Work required.
Output all records precisely as written.

Records to use.

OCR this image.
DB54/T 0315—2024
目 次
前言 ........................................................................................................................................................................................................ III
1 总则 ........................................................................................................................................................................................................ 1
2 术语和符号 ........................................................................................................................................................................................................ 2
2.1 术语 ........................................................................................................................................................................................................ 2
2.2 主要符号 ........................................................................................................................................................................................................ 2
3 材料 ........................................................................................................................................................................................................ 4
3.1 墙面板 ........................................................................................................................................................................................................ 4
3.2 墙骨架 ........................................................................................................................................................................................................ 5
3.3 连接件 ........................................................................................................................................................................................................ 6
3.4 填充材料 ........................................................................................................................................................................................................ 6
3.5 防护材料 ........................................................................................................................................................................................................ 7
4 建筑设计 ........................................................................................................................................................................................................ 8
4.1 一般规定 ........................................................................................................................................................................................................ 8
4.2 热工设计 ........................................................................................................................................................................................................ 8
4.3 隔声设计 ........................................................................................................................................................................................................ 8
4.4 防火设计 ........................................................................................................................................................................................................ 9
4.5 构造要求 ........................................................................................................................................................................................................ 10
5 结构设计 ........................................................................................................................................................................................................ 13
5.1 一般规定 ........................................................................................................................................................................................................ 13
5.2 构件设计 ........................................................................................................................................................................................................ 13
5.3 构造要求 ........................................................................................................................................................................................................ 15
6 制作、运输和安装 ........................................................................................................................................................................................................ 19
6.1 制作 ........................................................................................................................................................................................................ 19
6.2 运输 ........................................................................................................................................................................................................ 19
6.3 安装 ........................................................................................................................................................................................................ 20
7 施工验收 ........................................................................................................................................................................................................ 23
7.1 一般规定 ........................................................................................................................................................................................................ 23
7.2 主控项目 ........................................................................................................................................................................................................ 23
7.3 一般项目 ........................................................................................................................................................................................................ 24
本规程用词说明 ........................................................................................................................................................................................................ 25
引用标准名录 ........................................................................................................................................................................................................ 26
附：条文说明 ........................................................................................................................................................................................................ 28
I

Final result.
OCR this image.
DB54/T 0315—2024
目 次
前言 ........................................................................................................................................................................................................ III
1 总则 ........................................................................................................................................................................................................ 1
2 术语和符号 ........................................................................................................................................................................................................ 2
2.1 术语 ........................................................................................................................................................................................................ 2
2.2 主要符号 ........................................................................................................................................................................................................ 2
3 材料 ........................................................................................................................................................................................................ 4
3.1 墙面板 ........................................................................................................................................................................................................ 4
3.2 墙骨架 ........................................................................................................................................................................................................ 5
3.3 连接件 ........................................................................................................................................................................................................ 6
3.4 填充材料 ........................................................................................................................................................................................................ 6
3.5 防护材料 ........................................................................................................................................................................................................ 7
4 建筑设计 ........................................................................................................................................................................................................ 8
4.1 一般规定 ........................................................................................................................................................................................................ 8
4.2 热工设计 ........................................................................................................................................................................................................ 8
4.3 隔声设计 ........................................................................................................................................................................................................ 8
4.4 防火设计 ........................................................................................................................................................................................................ 9
4.5 构造要求 ........................................................................................................................................................................................................ 10
5 结构设计 ........................................................................................................................................................................................................ 13
5.1 一般规定 ........................................................................................................................................................................................................ 13
5.2 构件设计 ........................................................................................................................................................................................................ 13
5.3 构造要求 ........................................................................................................................................................................................................ 15
6 制作、运输和安装 ........................................................................................................................................................................................................ 19
6.1 制作 ........................................................................................................................................................................................................ 19
6.2 运输 ........................................................................................................................................................................................................ 19
6.3 安装 ........................................................................................................................................................................................................ 20
7 施工验收 ........................................................................................................................................................................................................ 23
7.1 一般规定 ........................................................................................................................................................................................................ 23
7.2 主控项目 ........................................................................................................................................................................................................ 23
7.3 一般项目 ........................................................................................................................................................................................................ 24
本规程用词说明 ........................................................................................................................................................................................................ 25
引用标准名录 ........................................................................................................................................................................................................ 26
附：条文说明 ........................................................................................................................................................................................................ 28
I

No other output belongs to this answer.